本文:
----------------
生死・時間・移動をめぐる豊かな〈虚実〉 ―維新派『ろじ式 〜とおくから、呼び声が、きこえる〜』 (i)劇評 [森川泰彦氏]

 本稿が扱う『ろじ式』に特に当てはまることだが、多くの維新派の作品においては、表象の対象となる物語は重要な役割を果たしていない。維新派の舞台が持つ豊かさは、物語にではなく、それを表現するための物質的諸手段が生み出す表象作用それ自体の分厚い層にある。その特色は、舞台上で大々的に展開される諸事物の物質的運動が立ち上げる物語未満の独特の感覚的世界にあり、その凄さは、それが圧倒的な力で展開されることにあるのだ。
 従って維新派の作品を論じるためには、表象される物語とそれを表象する手段の間で働くかかる意味作用を明らかにしておく必要がある。この〈虚構〉と〈現実〉の間の意味の層を、〈虚実〉と呼ぶことにしよう (ii)。それは、「役の下に役者を隠す」こと(〈虚構〉と〈現実〉の一致)を理念とするリアリズム演劇にも存在し、当然、「役と共に役者を見せる」非リアリズム演劇においては極めて重要な役割を担う。そして、言わば「役よりも役者を見せる」維新派においては、それこそが主戦場となるのである。以下では、まずかかる維新派的〈虚実〉の特長を分析し、それを前提に『ろじ式』を検討することにしよう。
----------------
抽出データ:
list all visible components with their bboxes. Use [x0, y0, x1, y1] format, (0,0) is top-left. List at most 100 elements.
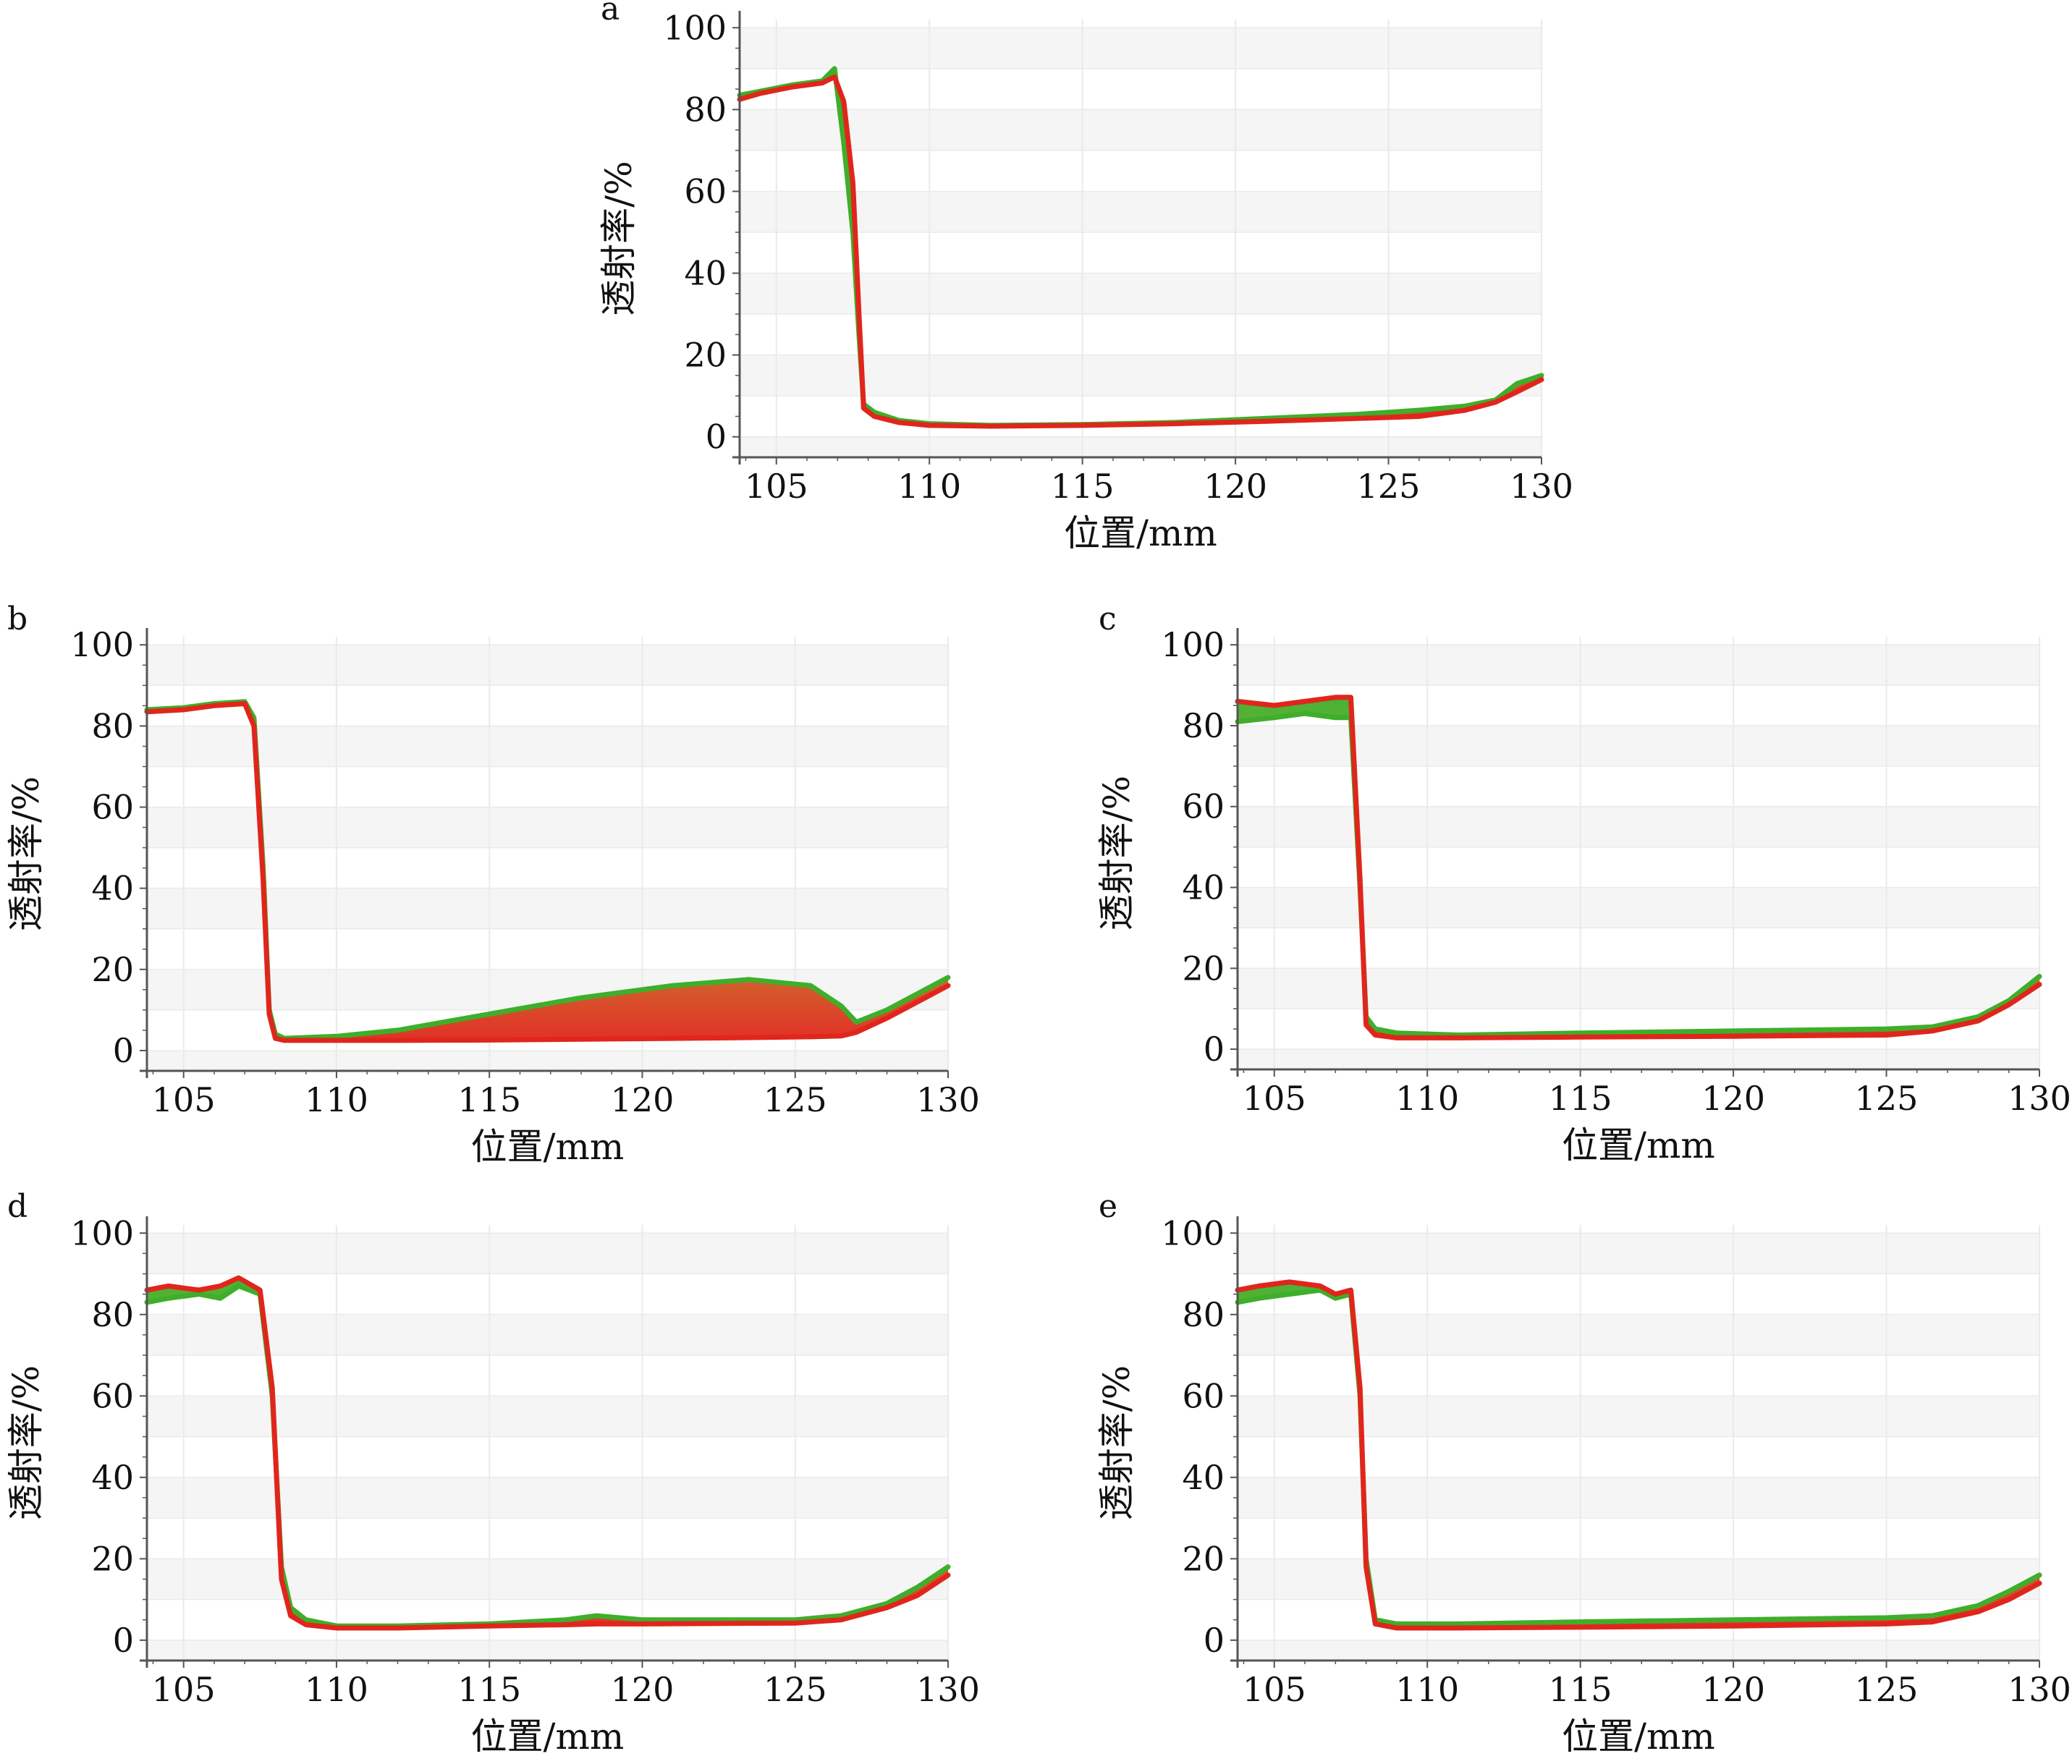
- y-tick-label: 40: [1182, 1458, 1225, 1497]
- y-axis-title: 透射率/%: [1096, 776, 1138, 930]
- plot-band: [147, 1640, 948, 1661]
- x-tick-label: 110: [305, 1670, 368, 1709]
- y-tick-label: 60: [684, 171, 727, 211]
- x-tick-label: 130: [916, 1670, 980, 1709]
- panel-label: b: [7, 601, 28, 637]
- y-tick-label: 100: [1161, 625, 1225, 664]
- plot-band: [147, 645, 948, 686]
- y-tick-label: 40: [91, 1458, 134, 1497]
- y-tick-label: 0: [113, 1031, 134, 1070]
- y-tick-label: 20: [684, 336, 727, 375]
- x-tick-label: 105: [152, 1670, 216, 1709]
- y-tick-label: 60: [91, 788, 134, 827]
- plot-band: [147, 1233, 948, 1274]
- y-tick-label: 20: [91, 950, 134, 989]
- plot-band: [1238, 1477, 2039, 1519]
- plot-band: [147, 1477, 948, 1519]
- x-axis-title: 位置/mm: [1562, 1716, 1715, 1757]
- y-axis-title: 透射率/%: [1096, 1365, 1138, 1520]
- x-tick-label: 125: [764, 1080, 827, 1119]
- plot-band: [1238, 645, 2039, 686]
- y-tick-label: 40: [1182, 868, 1225, 907]
- panel-label: e: [1099, 1188, 1117, 1225]
- y-tick-label: 0: [706, 417, 727, 457]
- x-axis-title: 位置/mm: [471, 1716, 625, 1757]
- plot-band: [147, 1559, 948, 1600]
- plot-band: [1238, 725, 2039, 766]
- x-tick-label: 120: [1701, 1079, 1765, 1118]
- chart-panel-b: 0 20 40 60 80 100 105 110 115 120 125 130 位置/mm 透射率/%…: [5, 601, 980, 1168]
- x-tick-label: 115: [1549, 1079, 1612, 1118]
- y-tick-label: 0: [1204, 1030, 1225, 1069]
- y-tick-label: 80: [684, 90, 727, 129]
- x-axis-title: 位置/mm: [1064, 512, 1217, 554]
- plot-band: [740, 355, 1542, 397]
- panel-label: d: [7, 1188, 28, 1225]
- x-tick-label: 115: [1549, 1670, 1612, 1709]
- x-tick-label: 120: [611, 1670, 675, 1709]
- plot-band: [147, 807, 948, 848]
- y-tick-label: 80: [1182, 1295, 1225, 1334]
- x-tick-label: 105: [745, 467, 808, 506]
- x-tick-label: 105: [152, 1080, 216, 1119]
- plot-band: [740, 109, 1542, 150]
- x-tick-label: 105: [1243, 1079, 1306, 1118]
- x-tick-label: 115: [457, 1670, 521, 1709]
- x-tick-label: 130: [1510, 467, 1573, 506]
- x-tick-label: 110: [1395, 1670, 1459, 1709]
- chart-panel-a: 0 20 40 60 80 100 105 110 115 120 125 130 位置/mm 透射率/%…: [598, 0, 1573, 554]
- y-tick-label: 0: [113, 1621, 134, 1660]
- chart-panel-d: 0 20 40 60 80 100 105 110 115 120 125 130 位置/mm 透射率/%…: [5, 1188, 980, 1757]
- series-line-red: [1235, 1279, 2042, 1631]
- x-axis-title: 位置/mm: [1562, 1124, 1715, 1166]
- series-line-red: [144, 1275, 951, 1631]
- y-axis-title: 透射率/%: [5, 1365, 47, 1520]
- x-tick-label: 115: [1051, 467, 1115, 506]
- plot-band: [1238, 1233, 2039, 1274]
- x-tick-label: 125: [1855, 1670, 1919, 1709]
- x-tick-label: 125: [1357, 467, 1421, 506]
- chart-panel-e: 0 20 40 60 80 100 105 110 115 120 125 130 位置/mm 透射率/%…: [1096, 1188, 2071, 1757]
- x-tick-label: 130: [2008, 1670, 2071, 1709]
- x-tick-label: 120: [1701, 1670, 1765, 1709]
- chart-panel-c: 0 20 40 60 80 100 105 110 115 120 125 130 位置/mm 透射率/%…: [1096, 601, 2071, 1166]
- y-tick-label: 0: [1204, 1621, 1225, 1660]
- plot-band: [147, 1050, 948, 1071]
- series-line-red: [737, 74, 1544, 429]
- y-tick-label: 100: [663, 8, 727, 47]
- y-tick-label: 20: [1182, 949, 1225, 988]
- x-tick-label: 105: [1243, 1670, 1306, 1709]
- y-axis-title: 透射率/%: [598, 161, 640, 315]
- y-tick-label: 40: [91, 869, 134, 908]
- panel-label: c: [1099, 601, 1117, 637]
- series-line-red: [144, 701, 951, 1043]
- plot-band: [1238, 887, 2039, 928]
- y-tick-label: 100: [70, 625, 134, 664]
- x-axis-title: 位置/mm: [471, 1126, 625, 1168]
- series-line-red: [1235, 695, 2042, 1040]
- plot-band: [147, 726, 948, 767]
- y-tick-label: 20: [91, 1539, 134, 1578]
- x-tick-label: 110: [897, 467, 961, 506]
- y-tick-label: 60: [1182, 1376, 1225, 1415]
- y-tick-label: 60: [1182, 787, 1225, 826]
- plot-band: [147, 1314, 948, 1356]
- x-tick-label: 130: [2008, 1079, 2071, 1118]
- y-tick-label: 100: [70, 1213, 134, 1252]
- x-tick-label: 125: [764, 1670, 827, 1709]
- plot-band: [740, 191, 1542, 233]
- plot-band: [1238, 1559, 2039, 1600]
- y-tick-label: 80: [91, 706, 134, 745]
- series-line-green: [1235, 711, 2042, 1038]
- y-tick-label: 60: [91, 1376, 134, 1415]
- plot-band: [1238, 968, 2039, 1009]
- plot-band: [1238, 1049, 2039, 1069]
- plot-band: [1238, 1640, 2039, 1661]
- x-tick-label: 110: [1395, 1079, 1459, 1118]
- plot-band: [740, 436, 1542, 457]
- plot-band: [740, 273, 1542, 315]
- plot-band: [147, 1396, 948, 1437]
- y-tick-label: 20: [1182, 1539, 1225, 1578]
- series-line-green: [1235, 1287, 2042, 1627]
----------------
課題: 維新派『ろじ式』の劇評を、最後の一文「以下では、まずかかる維新派的〈虚実〉の特長を分析し、それを前提に『ろじ式』を検討することにしよう。」の後から書き継げ。

記述解答:
維新派の〈虚実〉

 維新派の舞台においてまず指摘すべきは、その独特な〈虚実の音声〉である。舞台上の人物が主述の結合した文をなす日常的台詞を話すのは例外であり、多くの場面において発話されるのは、関連はするが統語されない個々の単語なのだ。連辞機能に障害がある失語症(ヤーコブソン)のごとく、ひたすらにぶつ切りの言葉が羅列され、変拍子の音楽に同調することでその物質性は一層際立ってゆく。当然、本質的に連辞である物語は曖昧になって直線的に進行しえなくなるが、逆に言えば物語性が希薄だからこそ、それが可能になる。
 そして、その〈虚実の身体〉もまた重要である。それは、紛れもなく人間の生々しさを帯びた個性的存在であると同時に、白塗りの無表情で機械的集団的に動く匿名的存在でもある。こうした有機性=人間性と無機性=機械性、言わばエロスとタナトスの同居は、しばしば見られる「人形振り」的な動作によってさらなる高度化が図られる。人形振りでは、生命を持つ有機物たる人間が、自身に似せて作られた生命のない無機物を演じているわけで、両契機は、本物の人が人になりきった偽物を演じるというメタ演技の上で結合しているのだ。こうした生死の複合した身体を持つことから、しばしば維新派の人物は生者にも死者にも見える。そして、過去と現在(と未来)を同時に生きるかのようなこの身体は、具体的記憶を喚起しないが抽象的郷愁を誘う、未だ経験せぬ思い出を懐古させることになる。
 さらに維新派の舞台においては、そうした声や身体を配する〈虚実の空間〉を、圧倒的な質量の物の動員によって立ち上がらせておくことが、その桁外れの力で観客を貫く基盤となっている。範列的発声が並べる無数の名詞達は、一部が物質化して現実の舞台を埋め尽くすことでその存在感を高め、その連想を容易にする。そしてここにも、無機的有機性あるいは機械的人間性という人形振り的両義性が潜在し、また異時間が共存していて、その効果を相乗的に高めてゆく。というのもこの空間は、一方では、荒々しい巨大な鉄骨の枠組が構築する硬質な人工的世界であるが、他方でそれは、黒や灰色、セピア色を基調とすることで白黒映画や退色写真を想起させ、甘いノスタルジーを喚起して観る者を揺さぶる器ともなっているからである。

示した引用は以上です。